§ **WHAT IS EXPECTED**
Can the data below be echoed back word for word?

(Records that describe figures)
● ● ●

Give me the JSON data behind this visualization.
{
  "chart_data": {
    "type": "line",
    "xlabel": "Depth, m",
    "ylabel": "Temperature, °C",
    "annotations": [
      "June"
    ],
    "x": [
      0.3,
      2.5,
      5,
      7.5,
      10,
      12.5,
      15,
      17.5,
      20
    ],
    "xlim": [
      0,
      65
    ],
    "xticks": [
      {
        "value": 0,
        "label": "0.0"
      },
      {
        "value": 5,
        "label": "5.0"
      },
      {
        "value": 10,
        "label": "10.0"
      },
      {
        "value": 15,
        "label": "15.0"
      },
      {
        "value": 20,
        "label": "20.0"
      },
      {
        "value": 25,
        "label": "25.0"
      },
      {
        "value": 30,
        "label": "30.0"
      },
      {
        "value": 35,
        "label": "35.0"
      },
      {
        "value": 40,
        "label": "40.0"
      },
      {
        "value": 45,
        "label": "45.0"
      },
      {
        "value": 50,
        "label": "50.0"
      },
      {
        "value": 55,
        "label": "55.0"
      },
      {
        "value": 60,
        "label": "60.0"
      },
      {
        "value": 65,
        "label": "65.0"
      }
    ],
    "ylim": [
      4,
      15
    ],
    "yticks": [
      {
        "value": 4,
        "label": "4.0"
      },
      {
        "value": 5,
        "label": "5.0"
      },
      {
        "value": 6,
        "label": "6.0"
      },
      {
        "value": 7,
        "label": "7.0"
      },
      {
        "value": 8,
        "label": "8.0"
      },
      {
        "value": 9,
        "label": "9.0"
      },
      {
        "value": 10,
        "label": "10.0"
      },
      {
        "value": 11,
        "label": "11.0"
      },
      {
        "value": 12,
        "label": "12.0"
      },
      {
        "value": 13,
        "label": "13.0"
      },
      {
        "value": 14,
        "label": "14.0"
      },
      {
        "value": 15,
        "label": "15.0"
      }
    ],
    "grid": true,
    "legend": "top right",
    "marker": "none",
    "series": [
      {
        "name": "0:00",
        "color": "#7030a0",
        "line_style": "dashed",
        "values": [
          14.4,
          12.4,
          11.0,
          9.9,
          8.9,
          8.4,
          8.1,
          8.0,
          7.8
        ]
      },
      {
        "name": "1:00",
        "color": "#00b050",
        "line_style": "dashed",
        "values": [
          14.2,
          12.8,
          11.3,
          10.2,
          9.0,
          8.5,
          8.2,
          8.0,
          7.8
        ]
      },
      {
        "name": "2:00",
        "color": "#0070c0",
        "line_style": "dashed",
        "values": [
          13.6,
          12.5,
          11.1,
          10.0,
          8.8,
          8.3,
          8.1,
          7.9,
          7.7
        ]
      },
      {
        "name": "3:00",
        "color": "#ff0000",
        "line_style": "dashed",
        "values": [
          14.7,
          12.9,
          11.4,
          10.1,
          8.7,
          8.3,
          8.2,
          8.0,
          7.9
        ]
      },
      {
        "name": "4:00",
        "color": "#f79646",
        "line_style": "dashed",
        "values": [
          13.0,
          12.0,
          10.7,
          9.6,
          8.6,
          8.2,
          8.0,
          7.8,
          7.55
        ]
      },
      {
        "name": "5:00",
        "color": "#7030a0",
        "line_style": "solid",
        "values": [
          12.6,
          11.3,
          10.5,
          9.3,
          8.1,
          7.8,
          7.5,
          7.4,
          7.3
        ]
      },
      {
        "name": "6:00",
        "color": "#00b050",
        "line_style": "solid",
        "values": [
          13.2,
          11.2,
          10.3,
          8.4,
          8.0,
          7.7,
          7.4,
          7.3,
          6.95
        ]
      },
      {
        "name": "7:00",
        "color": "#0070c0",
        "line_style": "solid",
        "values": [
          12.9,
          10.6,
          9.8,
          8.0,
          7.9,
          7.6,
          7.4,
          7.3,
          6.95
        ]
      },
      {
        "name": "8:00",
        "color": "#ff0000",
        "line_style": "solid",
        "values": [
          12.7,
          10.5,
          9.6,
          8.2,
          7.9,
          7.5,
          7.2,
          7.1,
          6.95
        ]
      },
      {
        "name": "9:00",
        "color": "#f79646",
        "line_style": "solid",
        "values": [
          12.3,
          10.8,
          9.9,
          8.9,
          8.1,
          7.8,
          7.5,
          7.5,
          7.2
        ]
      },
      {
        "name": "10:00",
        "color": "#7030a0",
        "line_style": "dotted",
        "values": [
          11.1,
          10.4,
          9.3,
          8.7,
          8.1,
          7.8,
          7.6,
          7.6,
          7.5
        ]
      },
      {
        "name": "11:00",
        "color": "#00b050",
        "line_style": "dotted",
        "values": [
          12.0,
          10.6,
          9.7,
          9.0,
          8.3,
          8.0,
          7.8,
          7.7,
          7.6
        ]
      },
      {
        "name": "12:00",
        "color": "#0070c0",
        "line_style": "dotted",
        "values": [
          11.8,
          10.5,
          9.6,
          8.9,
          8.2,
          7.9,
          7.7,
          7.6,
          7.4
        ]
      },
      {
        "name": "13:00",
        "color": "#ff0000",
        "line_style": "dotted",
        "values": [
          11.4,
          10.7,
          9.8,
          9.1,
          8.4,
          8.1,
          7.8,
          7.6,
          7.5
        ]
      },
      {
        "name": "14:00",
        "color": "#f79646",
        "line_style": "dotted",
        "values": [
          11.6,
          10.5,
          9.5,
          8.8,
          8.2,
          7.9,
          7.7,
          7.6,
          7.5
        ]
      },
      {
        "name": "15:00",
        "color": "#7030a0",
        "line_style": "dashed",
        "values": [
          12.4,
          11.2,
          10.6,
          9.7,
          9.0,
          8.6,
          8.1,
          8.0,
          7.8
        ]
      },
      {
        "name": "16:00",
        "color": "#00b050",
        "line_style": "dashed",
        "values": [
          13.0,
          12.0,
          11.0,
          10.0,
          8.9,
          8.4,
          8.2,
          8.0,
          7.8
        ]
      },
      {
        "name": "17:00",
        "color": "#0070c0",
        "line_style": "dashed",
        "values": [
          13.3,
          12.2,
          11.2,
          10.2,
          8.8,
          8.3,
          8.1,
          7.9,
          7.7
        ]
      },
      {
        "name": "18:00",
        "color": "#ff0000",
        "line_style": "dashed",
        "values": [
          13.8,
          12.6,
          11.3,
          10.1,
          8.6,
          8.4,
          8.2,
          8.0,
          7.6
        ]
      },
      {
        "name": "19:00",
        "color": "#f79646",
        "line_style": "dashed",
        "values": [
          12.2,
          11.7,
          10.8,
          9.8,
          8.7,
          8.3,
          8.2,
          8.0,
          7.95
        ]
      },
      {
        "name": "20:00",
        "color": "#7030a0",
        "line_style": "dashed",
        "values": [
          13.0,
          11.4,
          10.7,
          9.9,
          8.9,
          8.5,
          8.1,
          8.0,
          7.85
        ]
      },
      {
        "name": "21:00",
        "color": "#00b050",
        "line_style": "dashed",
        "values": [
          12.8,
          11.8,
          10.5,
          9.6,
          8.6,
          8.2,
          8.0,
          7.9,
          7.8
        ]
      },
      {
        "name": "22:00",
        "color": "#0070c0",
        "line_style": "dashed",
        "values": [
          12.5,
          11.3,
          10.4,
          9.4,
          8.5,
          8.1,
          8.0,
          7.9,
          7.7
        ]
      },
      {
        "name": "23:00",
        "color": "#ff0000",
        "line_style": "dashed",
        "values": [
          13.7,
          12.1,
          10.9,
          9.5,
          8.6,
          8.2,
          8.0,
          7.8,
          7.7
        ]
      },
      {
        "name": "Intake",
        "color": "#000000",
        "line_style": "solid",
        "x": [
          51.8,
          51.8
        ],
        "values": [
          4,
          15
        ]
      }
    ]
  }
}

● ● ●

§ **REPLY**
Give me the JSON data behind this visualization.
{
  "chart_data": {
    "type": "line",
    "xlabel": "Depth, m",
    "ylabel": "Temperature, °C",
    "annotations": [
      "June"
    ],
    "x": [
      0.3,
      2.5,
      5,
      7.5,
      10,
      12.5,
      15,
      17.5,
      20
    ],
    "xlim": [
      0,
      65
    ],
    "xticks": [
      {
        "value": 0,
        "label": "0.0"
      },
      {
        "value": 5,
        "label": "5.0"
      },
      {
        "value": 10,
        "label": "10.0"
      },
      {
        "value": 15,
        "label": "15.0"
      },
      {
        "value": 20,
        "label": "20.0"
      },
      {
        "value": 25,
        "label": "25.0"
      },
      {
        "value": 30,
        "label": "30.0"
      },
      {
        "value": 35,
        "label": "35.0"
      },
      {
        "value": 40,
        "label": "40.0"
      },
      {
        "value": 45,
        "label": "45.0"
      },
      {
        "value": 50,
        "label": "50.0"
      },
      {
        "value": 55,
        "label": "55.0"
      },
      {
        "value": 60,
        "label": "60.0"
      },
      {
        "value": 65,
        "label": "65.0"
      }
    ],
    "ylim": [
      4,
      15
    ],
    "yticks": [
      {
        "value": 4,
        "label": "4.0"
      },
      {
        "value": 5,
        "label": "5.0"
      },
      {
        "value": 6,
        "label": "6.0"
      },
      {
        "value": 7,
        "label": "7.0"
      },
      {
        "value": 8,
        "label": "8.0"
      },
      {
        "value": 9,
        "label": "9.0"
      },
      {
        "value": 10,
        "label": "10.0"
      },
      {
        "value": 11,
        "label": "11.0"
      },
      {
        "value": 12,
        "label": "12.0"
      },
      {
        "value": 13,
        "label": "13.0"
      },
      {
        "value": 14,
        "label": "14.0"
      },
      {
        "value": 15,
        "label": "15.0"
      }
    ],
    "grid": true,
    "legend": "top right",
    "marker": "none",
    "series": [
      {
        "name": "0:00",
        "color": "#7030a0",
        "line_style": "dashed",
        "values": [
          14.4,
          12.4,
          11.0,
          9.9,
          8.9,
          8.4,
          8.1,
          8.0,
          7.8
        ]
      },
      {
        "name": "1:00",
        "color": "#00b050",
        "line_style": "dashed",
        "values": [
          14.2,
          12.8,
          11.3,
          10.2,
          9.0,
          8.5,
          8.2,
          8.0,
          7.8
        ]
      },
      {
        "name": "2:00",
        "color": "#0070c0",
        "line_style": "dashed",
        "values": [
          13.6,
          12.5,
          11.1,
          10.0,
          8.8,
          8.3,
          8.1,
          7.9,
          7.7
        ]
      },
      {
        "name": "3:00",
        "color": "#ff0000",
        "line_style": "dashed",
        "values": [
          14.7,
          12.9,
          11.4,
          10.1,
          8.7,
          8.3,
          8.2,
          8.0,
          7.9
        ]
      },
      {
        "name": "4:00",
        "color": "#f79646",
        "line_style": "dashed",
        "values": [
          13.0,
          12.0,
          10.7,
          9.6,
          8.6,
          8.2,
          8.0,
          7.8,
          7.55
        ]
      },
      {
        "name": "5:00",
        "color": "#7030a0",
        "line_style": "solid",
        "values": [
          12.6,
          11.3,
          10.5,
          9.3,
          8.1,
          7.8,
          7.5,
          7.4,
          7.3
        ]
      },
      {
        "name": "6:00",
        "color": "#00b050",
        "line_style": "solid",
        "values": [
          13.2,
          11.2,
          10.3,
          8.4,
          8.0,
          7.7,
          7.4,
          7.3,
          6.95
        ]
      },
      {
        "name": "7:00",
        "color": "#0070c0",
        "line_style": "solid",
        "values": [
          12.9,
          10.6,
          9.8,
          8.0,
          7.9,
          7.6,
          7.4,
          7.3,
          6.95
        ]
      },
      {
        "name": "8:00",
        "color": "#ff0000",
        "line_style": "solid",
        "values": [
          12.7,
          10.5,
          9.6,
          8.2,
          7.9,
          7.5,
          7.2,
          7.1,
          6.95
        ]
      },
      {
        "name": "9:00",
        "color": "#f79646",
        "line_style": "solid",
        "values": [
          12.3,
          10.8,
          9.9,
          8.9,
          8.1,
          7.8,
          7.5,
          7.5,
          7.2
        ]
      },
      {
        "name": "10:00",
        "color": "#7030a0",
        "line_style": "dotted",
        "values": [
          11.1,
          10.4,
          9.3,
          8.7,
          8.1,
          7.8,
          7.6,
          7.6,
          7.5
        ]
      },
      {
        "name": "11:00",
        "color": "#00b050",
        "line_style": "dotted",
        "values": [
          12.0,
          10.6,
          9.7,
          9.0,
          8.3,
          8.0,
          7.8,
          7.7,
          7.6
        ]
      },
      {
        "name": "12:00",
        "color": "#0070c0",
        "line_style": "dotted",
        "values": [
          11.8,
          10.5,
          9.6,
          8.9,
          8.2,
          7.9,
          7.7,
          7.6,
          7.4
        ]
      },
      {
        "name": "13:00",
        "color": "#ff0000",
        "line_style": "dotted",
        "values": [
          11.4,
          10.7,
          9.8,
          9.1,
          8.4,
          8.1,
          7.8,
          7.6,
          7.5
        ]
      },
      {
        "name": "14:00",
        "color": "#f79646",
        "line_style": "dotted",
        "values": [
          11.6,
          10.5,
          9.5,
          8.8,
          8.2,
          7.9,
          7.7,
          7.6,
          7.5
        ]
      },
      {
        "name": "15:00",
        "color": "#7030a0",
        "line_style": "dashed",
        "values": [
          12.4,
          11.2,
          10.6,
          9.7,
          9.0,
          8.6,
          8.1,
          8.0,
          7.8
        ]
      },
      {
        "name": "16:00",
        "color": "#00b050",
        "line_style": "dashed",
        "values": [
          13.0,
          12.0,
          11.0,
          10.0,
          8.9,
          8.4,
          8.2,
          8.0,
          7.8
        ]
      },
      {
        "name": "17:00",
        "color": "#0070c0",
        "line_style": "dashed",
        "values": [
          13.3,
          12.2,
          11.2,
          10.2,
          8.8,
          8.3,
          8.1,
          7.9,
          7.7
        ]
      },
      {
        "name": "18:00",
        "color": "#ff0000",
        "line_style": "dashed",
        "values": [
          13.8,
          12.6,
          11.3,
          10.1,
          8.6,
          8.4,
          8.2,
          8.0,
          7.6
        ]
      },
      {
        "name": "19:00",
        "color": "#f79646",
        "line_style": "dashed",
        "values": [
          12.2,
          11.7,
          10.8,
          9.8,
          8.7,
          8.3,
          8.2,
          8.0,
          7.95
        ]
      },
      {
        "name": "20:00",
        "color": "#7030a0",
        "line_style": "dashed",
        "values": [
          13.0,
          11.4,
          10.7,
          9.9,
          8.9,
          8.5,
          8.1,
          8.0,
          7.85
        ]
      },
      {
        "name": "21:00",
        "color": "#00b050",
        "line_style": "dashed",
        "values": [
          12.8,
          11.8,
          10.5,
          9.6,
          8.6,
          8.2,
          8.0,
          7.9,
          7.8
        ]
      },
      {
        "name": "22:00",
        "color": "#0070c0",
        "line_style": "dashed",
        "values": [
          12.5,
          11.3,
          10.4,
          9.4,
          8.5,
          8.1,
          8.0,
          7.9,
          7.7
        ]
      },
      {
        "name": "23:00",
        "color": "#ff0000",
        "line_style": "dashed",
        "values": [
          13.7,
          12.1,
          10.9,
          9.5,
          8.6,
          8.2,
          8.0,
          7.8,
          7.7
        ]
      },
      {
        "name": "Intake",
        "color": "#000000",
        "line_style": "solid",
        "x": [
          51.8,
          51.8
        ],
        "values": [
          4,
          15
        ]
      }
    ]
  }
}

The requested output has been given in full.